Bounding box annotations:
_ _ _ _ _
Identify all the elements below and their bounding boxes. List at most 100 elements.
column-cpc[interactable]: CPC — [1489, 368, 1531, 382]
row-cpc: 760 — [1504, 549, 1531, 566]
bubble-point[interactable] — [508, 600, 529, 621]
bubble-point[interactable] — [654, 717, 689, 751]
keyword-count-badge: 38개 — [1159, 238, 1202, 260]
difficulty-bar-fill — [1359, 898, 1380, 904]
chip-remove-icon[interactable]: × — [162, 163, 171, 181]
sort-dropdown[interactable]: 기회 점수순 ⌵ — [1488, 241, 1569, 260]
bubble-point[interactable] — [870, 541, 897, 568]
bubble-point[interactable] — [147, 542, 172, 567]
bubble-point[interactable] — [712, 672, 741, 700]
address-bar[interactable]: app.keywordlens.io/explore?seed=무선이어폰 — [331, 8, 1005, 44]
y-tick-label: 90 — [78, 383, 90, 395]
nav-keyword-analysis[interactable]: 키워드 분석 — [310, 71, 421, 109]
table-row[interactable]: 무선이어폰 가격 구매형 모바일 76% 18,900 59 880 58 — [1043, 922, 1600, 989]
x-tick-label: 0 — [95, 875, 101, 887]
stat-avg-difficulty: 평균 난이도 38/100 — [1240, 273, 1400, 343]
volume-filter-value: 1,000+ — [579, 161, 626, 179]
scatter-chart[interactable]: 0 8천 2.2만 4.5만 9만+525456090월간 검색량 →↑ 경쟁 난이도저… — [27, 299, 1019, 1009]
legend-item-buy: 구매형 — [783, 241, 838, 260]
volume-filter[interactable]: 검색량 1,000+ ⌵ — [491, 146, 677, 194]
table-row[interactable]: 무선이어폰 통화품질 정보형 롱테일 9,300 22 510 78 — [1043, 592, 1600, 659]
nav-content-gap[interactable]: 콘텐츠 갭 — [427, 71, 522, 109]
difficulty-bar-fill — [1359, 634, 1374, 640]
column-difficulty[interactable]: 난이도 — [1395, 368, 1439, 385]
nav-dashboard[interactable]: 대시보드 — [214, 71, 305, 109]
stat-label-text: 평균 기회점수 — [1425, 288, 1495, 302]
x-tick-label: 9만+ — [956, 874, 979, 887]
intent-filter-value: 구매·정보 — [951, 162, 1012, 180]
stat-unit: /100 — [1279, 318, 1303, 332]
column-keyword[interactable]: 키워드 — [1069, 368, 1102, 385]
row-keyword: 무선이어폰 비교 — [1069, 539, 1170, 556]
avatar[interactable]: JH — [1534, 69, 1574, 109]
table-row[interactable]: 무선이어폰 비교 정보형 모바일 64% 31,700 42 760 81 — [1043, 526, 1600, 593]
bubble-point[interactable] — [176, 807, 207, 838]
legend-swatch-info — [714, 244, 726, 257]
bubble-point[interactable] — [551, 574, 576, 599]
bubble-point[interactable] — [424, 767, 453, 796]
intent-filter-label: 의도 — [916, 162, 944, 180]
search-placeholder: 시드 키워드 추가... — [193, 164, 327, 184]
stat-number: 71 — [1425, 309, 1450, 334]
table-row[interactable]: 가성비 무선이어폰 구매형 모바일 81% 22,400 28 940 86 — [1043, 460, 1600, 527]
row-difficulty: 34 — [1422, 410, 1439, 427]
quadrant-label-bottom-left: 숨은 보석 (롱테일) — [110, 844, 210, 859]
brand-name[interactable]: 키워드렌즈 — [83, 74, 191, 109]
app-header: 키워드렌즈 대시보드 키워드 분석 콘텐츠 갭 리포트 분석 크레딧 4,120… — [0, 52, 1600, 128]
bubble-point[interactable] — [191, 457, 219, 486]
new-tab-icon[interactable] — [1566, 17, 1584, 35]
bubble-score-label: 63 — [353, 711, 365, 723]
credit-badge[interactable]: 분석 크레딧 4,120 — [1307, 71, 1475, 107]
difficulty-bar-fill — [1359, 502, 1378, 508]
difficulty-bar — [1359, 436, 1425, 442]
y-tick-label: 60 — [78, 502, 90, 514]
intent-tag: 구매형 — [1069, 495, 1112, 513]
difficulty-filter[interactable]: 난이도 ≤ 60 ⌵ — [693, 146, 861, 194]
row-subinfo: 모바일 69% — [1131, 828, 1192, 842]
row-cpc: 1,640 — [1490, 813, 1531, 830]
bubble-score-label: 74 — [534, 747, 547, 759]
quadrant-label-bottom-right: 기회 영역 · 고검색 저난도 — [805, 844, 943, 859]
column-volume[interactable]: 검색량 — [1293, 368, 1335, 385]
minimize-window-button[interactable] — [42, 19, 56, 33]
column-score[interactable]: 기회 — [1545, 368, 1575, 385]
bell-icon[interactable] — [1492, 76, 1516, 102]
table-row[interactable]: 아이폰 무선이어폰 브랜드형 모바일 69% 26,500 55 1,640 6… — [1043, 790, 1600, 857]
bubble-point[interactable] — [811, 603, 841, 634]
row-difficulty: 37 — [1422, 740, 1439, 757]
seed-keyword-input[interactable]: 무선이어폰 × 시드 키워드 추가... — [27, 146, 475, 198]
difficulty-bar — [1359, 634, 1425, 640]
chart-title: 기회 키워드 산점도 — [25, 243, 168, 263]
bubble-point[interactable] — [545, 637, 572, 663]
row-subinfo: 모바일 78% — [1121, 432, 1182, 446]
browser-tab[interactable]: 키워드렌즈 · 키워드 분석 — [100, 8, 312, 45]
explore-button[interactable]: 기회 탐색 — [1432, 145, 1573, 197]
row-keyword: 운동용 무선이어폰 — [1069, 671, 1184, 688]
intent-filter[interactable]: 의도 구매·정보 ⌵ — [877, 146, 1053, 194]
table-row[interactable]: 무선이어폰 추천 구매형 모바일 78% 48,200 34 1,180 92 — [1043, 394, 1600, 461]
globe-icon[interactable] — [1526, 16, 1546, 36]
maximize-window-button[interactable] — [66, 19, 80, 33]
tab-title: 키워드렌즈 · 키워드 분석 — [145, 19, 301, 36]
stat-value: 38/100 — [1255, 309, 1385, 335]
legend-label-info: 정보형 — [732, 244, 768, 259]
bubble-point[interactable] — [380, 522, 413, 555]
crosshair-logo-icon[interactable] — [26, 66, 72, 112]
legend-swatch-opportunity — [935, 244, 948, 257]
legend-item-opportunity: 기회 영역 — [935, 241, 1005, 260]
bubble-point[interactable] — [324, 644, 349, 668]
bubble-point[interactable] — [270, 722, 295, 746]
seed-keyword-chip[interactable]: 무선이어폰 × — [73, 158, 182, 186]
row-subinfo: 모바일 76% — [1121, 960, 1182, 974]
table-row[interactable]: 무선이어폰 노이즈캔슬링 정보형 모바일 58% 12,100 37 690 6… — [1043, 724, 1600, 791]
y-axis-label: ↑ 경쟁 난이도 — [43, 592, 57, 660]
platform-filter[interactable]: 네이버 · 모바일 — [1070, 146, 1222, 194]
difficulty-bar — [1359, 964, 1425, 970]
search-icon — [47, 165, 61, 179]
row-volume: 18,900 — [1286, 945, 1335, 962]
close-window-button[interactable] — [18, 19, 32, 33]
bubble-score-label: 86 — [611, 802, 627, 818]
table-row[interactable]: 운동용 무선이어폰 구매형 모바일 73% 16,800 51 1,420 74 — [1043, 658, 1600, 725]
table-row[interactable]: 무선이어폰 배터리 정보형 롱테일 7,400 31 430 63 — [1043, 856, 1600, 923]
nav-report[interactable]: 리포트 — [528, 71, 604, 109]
_ _ _ _ _
_Exercise_.
Rewrite all of the rows above as a JSON list of strings, with one string per line and no blank lines.

_Exercise response_.
[
  "Identify all the elements below and their bounding boxes. List at most 100 elements.",
  "column-cpc[interactable]: CPC — [1489, 368, 1531, 382]",
  "row-cpc: 760 — [1504, 549, 1531, 566]",
  "bubble-point[interactable] — [508, 600, 529, 621]",
  "bubble-point[interactable] — [654, 717, 689, 751]",
  "keyword-count-badge: 38개 — [1159, 238, 1202, 260]",
  "difficulty-bar-fill — [1359, 898, 1380, 904]",
  "chip-remove-icon[interactable]: × — [162, 163, 171, 181]",
  "sort-dropdown[interactable]: 기회 점수순 ⌵ — [1488, 241, 1569, 260]",
  "bubble-point[interactable] — [870, 541, 897, 568]",
  "bubble-point[interactable] — [147, 542, 172, 567]",
  "bubble-point[interactable] — [712, 672, 741, 700]",
  "address-bar[interactable]: app.keywordlens.io/explore?seed=무선이어폰 — [331, 8, 1005, 44]",
  "y-tick-label: 90 — [78, 383, 90, 395]",
  "nav-keyword-analysis[interactable]: 키워드 분석 — [310, 71, 421, 109]",
  "table-row[interactable]: 무선이어폰 가격 구매형 모바일 76% 18,900 59 880 58 — [1043, 922, 1600, 989]",
  "x-tick-label: 0 — [95, 875, 101, 887]",
  "stat-avg-difficulty: 평균 난이도 38/100 — [1240, 273, 1400, 343]",
  "volume-filter-value: 1,000+ — [579, 161, 626, 179]",
  "scatter-chart[interactable]: 0 8천 2.2만 4.5만 9만+525456090월간 검색량 →↑ 경쟁 난이도저… — [27, 299, 1019, 1009]",
  "legend-item-buy: 구매형 — [783, 241, 838, 260]",
  "volume-filter[interactable]: 검색량 1,000+ ⌵ — [491, 146, 677, 194]",
  "table-row[interactable]: 무선이어폰 통화품질 정보형 롱테일 9,300 22 510 78 — [1043, 592, 1600, 659]",
  "nav-content-gap[interactable]: 콘텐츠 갭 — [427, 71, 522, 109]",
  "difficulty-bar-fill — [1359, 634, 1374, 640]",
  "column-difficulty[interactable]: 난이도 — [1395, 368, 1439, 385]",
  "nav-dashboard[interactable]: 대시보드 — [214, 71, 305, 109]",
  "stat-label-text: 평균 기회점수 — [1425, 288, 1495, 302]",
  "x-tick-label: 9만+ — [956, 874, 979, 887]",
  "intent-filter-value: 구매·정보 — [951, 162, 1012, 180]",
  "stat-unit: /100 — [1279, 318, 1303, 332]",
  "column-keyword[interactable]: 키워드 — [1069, 368, 1102, 385]",
  "row-keyword: 무선이어폰 비교 — [1069, 539, 1170, 556]",
  "avatar[interactable]: JH — [1534, 69, 1574, 109]",
  "table-row[interactable]: 무선이어폰 비교 정보형 모바일 64% 31,700 42 760 81 — [1043, 526, 1600, 593]",
  "bubble-point[interactable] — [176, 807, 207, 838]",
  "legend-swatch-info — [714, 244, 726, 257]",
  "bubble-point[interactable] — [551, 574, 576, 599]",
  "bubble-point[interactable] — [424, 767, 453, 796]",
  "intent-filter-label: 의도 — [916, 162, 944, 180]",
  "search-placeholder: 시드 키워드 추가... — [193, 164, 327, 184]",
  "stat-number: 71 — [1425, 309, 1450, 334]",
  "table-row[interactable]: 가성비 무선이어폰 구매형 모바일 81% 22,400 28 940 86 — [1043, 460, 1600, 527]",
  "row-difficulty: 34 — [1422, 410, 1439, 427]",
  "quadrant-label-bottom-left: 숨은 보석 (롱테일) — [110, 844, 210, 859]",
  "brand-name[interactable]: 키워드렌즈 — [83, 74, 191, 109]",
  "app-header: 키워드렌즈 대시보드 키워드 분석 콘텐츠 갭 리포트 분석 크레딧 4,120… — [0, 52, 1600, 128]",
  "bubble-point[interactable] — [191, 457, 219, 486]",
  "new-tab-icon[interactable] — [1566, 17, 1584, 35]",
  "bubble-score-label: 63 — [353, 711, 365, 723]",
  "credit-badge[interactable]: 분석 크레딧 4,120 — [1307, 71, 1475, 107]",
  "difficulty-bar-fill — [1359, 502, 1378, 508]",
  "difficulty-bar — [1359, 436, 1425, 442]",
  "y-tick-label: 60 — [78, 502, 90, 514]",
  "intent-tag: 구매형 — [1069, 495, 1112, 513]",
  "difficulty-filter[interactable]: 난이도 ≤ 60 ⌵ — [693, 146, 861, 194]",
  "row-subinfo: 모바일 69% — [1131, 828, 1192, 842]",
  "row-cpc: 1,640 — [1490, 813, 1531, 830]",
  "bubble-score-label: 74 — [534, 747, 547, 759]",
  "quadrant-label-bottom-right: 기회 영역 · 고검색 저난도 — [805, 844, 943, 859]",
  "column-volume[interactable]: 검색량 — [1293, 368, 1335, 385]",
  "minimize-window-button[interactable] — [42, 19, 56, 33]",
  "column-score[interactable]: 기회 — [1545, 368, 1575, 385]",
  "bell-icon[interactable] — [1492, 76, 1516, 102]",
  "table-row[interactable]: 아이폰 무선이어폰 브랜드형 모바일 69% 26,500 55 1,640 6… — [1043, 790, 1600, 857]",
  "bubble-point[interactable] — [811, 603, 841, 634]",
  "row-difficulty: 37 — [1422, 740, 1439, 757]",
  "seed-keyword-input[interactable]: 무선이어폰 × 시드 키워드 추가... — [27, 146, 475, 198]",
  "difficulty-bar — [1359, 634, 1425, 640]",
  "chart-title: 기회 키워드 산점도 — [25, 243, 168, 263]",
  "bubble-point[interactable] — [545, 637, 572, 663]",
  "row-subinfo: 모바일 78% — [1121, 432, 1182, 446]",
  "browser-tab[interactable]: 키워드렌즈 · 키워드 분석 — [100, 8, 312, 45]",
  "explore-button[interactable]: 기회 탐색 — [1432, 145, 1573, 197]",
  "row-keyword: 운동용 무선이어폰 — [1069, 671, 1184, 688]",
  "intent-filter[interactable]: 의도 구매·정보 ⌵ — [877, 146, 1053, 194]",
  "table-row[interactable]: 무선이어폰 추천 구매형 모바일 78% 48,200 34 1,180 92 — [1043, 394, 1600, 461]",
  "globe-icon[interactable] — [1526, 16, 1546, 36]",
  "maximize-window-button[interactable] — [66, 19, 80, 33]",
  "tab-title: 키워드렌즈 · 키워드 분석 — [145, 19, 301, 36]",
  "stat-value: 38/100 — [1255, 309, 1385, 335]",
  "legend-label-info: 정보형 — [732, 244, 768, 259]",
  "bubble-point[interactable] — [380, 522, 413, 555]",
  "crosshair-logo-icon[interactable] — [26, 66, 72, 112]",
  "legend-swatch-opportunity — [935, 244, 948, 257]",
  "legend-item-opportunity: 기회 영역 — [935, 241, 1005, 260]",
  "bubble-point[interactable] — [324, 644, 349, 668]",
  "bubble-point[interactable] — [270, 722, 295, 746]",
  "seed-keyword-chip[interactable]: 무선이어폰 × — [73, 158, 182, 186]",
  "row-subinfo: 모바일 76% — [1121, 960, 1182, 974]",
  "table-row[interactable]: 무선이어폰 노이즈캔슬링 정보형 모바일 58% 12,100 37 690 6… — [1043, 724, 1600, 791]",
  "y-axis-label: ↑ 경쟁 난이도 — [43, 592, 57, 660]",
  "platform-filter[interactable]: 네이버 · 모바일 — [1070, 146, 1222, 194]",
  "difficulty-bar — [1359, 964, 1425, 970]",
  "search-icon — [47, 165, 61, 179]",
  "row-volume: 18,900 — [1286, 945, 1335, 962]",
  "close-window-button[interactable] — [18, 19, 32, 33]",
  "bubble-score-label: 86 — [611, 802, 627, 818]",
  "table-row[interactable]: 운동용 무선이어폰 구매형 모바일 73% 16,800 51 1,420 74 — [1043, 658, 1600, 725]",
  "table-row[interactable]: 무선이어폰 배터리 정보형 롱테일 7,400 31 430 63 — [1043, 856, 1600, 923]",
  "nav-report[interactable]: 리포트 — [528, 71, 604, 109]"
]